── DATA FOR THIS TASK ──

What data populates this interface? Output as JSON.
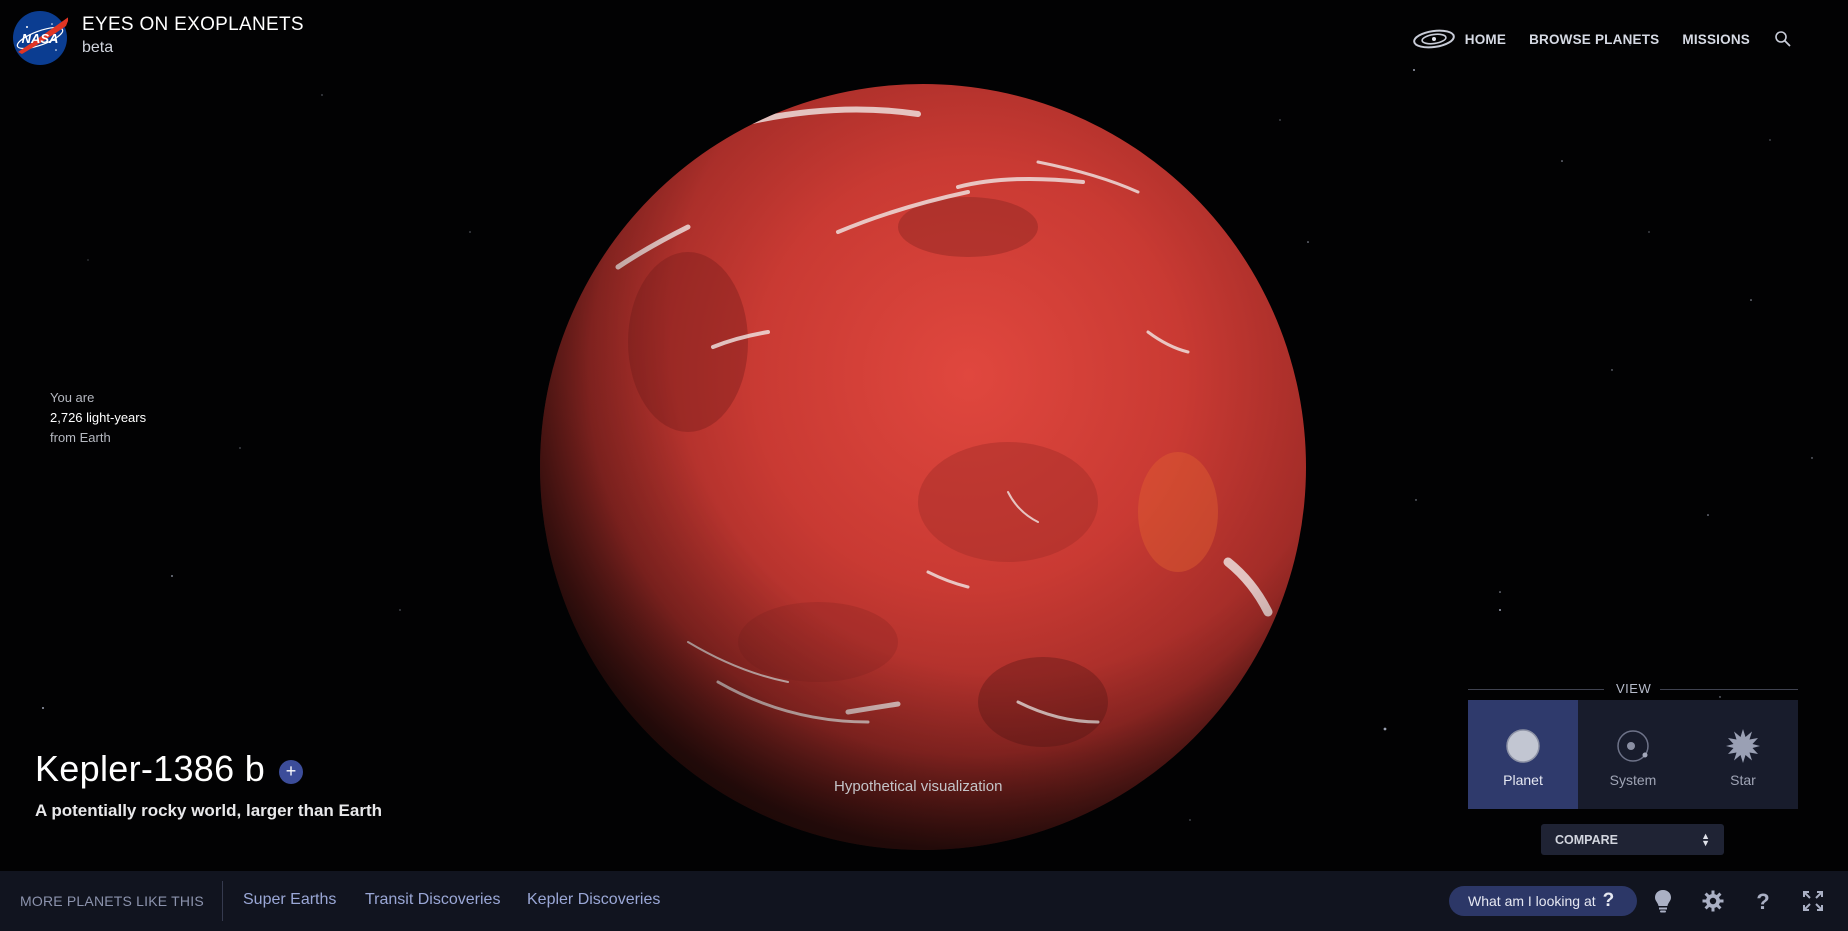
{
  "header": {
    "title": "EYES ON EXOPLANETS",
    "subtitle": "beta",
    "nav": [
      "HOME",
      "BROWSE PLANETS",
      "MISSIONS"
    ],
    "icons": [
      "nasa-logo",
      "galaxy-icon",
      "search-icon"
    ]
  },
  "distance": {
    "prefix": "You are",
    "value": "2,726 light-years",
    "suffix": "from Earth"
  },
  "planet": {
    "name": "Kepler-1386 b",
    "add_symbol": "+",
    "tagline": "A potentially rocky world, larger than Earth",
    "visualization_note": "Hypothetical visualization"
  },
  "view": {
    "label": "VIEW",
    "options": [
      "Planet",
      "System",
      "Star"
    ],
    "selected": "Planet"
  },
  "compare": {
    "label": "COMPARE"
  },
  "bottom_bar": {
    "more_label": "MORE PLANETS LIKE THIS",
    "links": [
      "Super Earths",
      "Transit Discoveries",
      "Kepler Discoveries"
    ],
    "help_button": "What am I looking at",
    "help_symbol": "?",
    "icons": [
      "lightbulb-icon",
      "gear-icon",
      "help-icon",
      "fullscreen-icon"
    ]
  },
  "colors": {
    "background": "#020203",
    "accent": "#2f3a6c",
    "planet": "#c93a33",
    "bottom_bar": "#11141f"
  }
}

───

**WHAT YOU SHOULD DO**
Return only the count of lines in the records that hold the word "Kepler".

**TASK RESPONSE**
2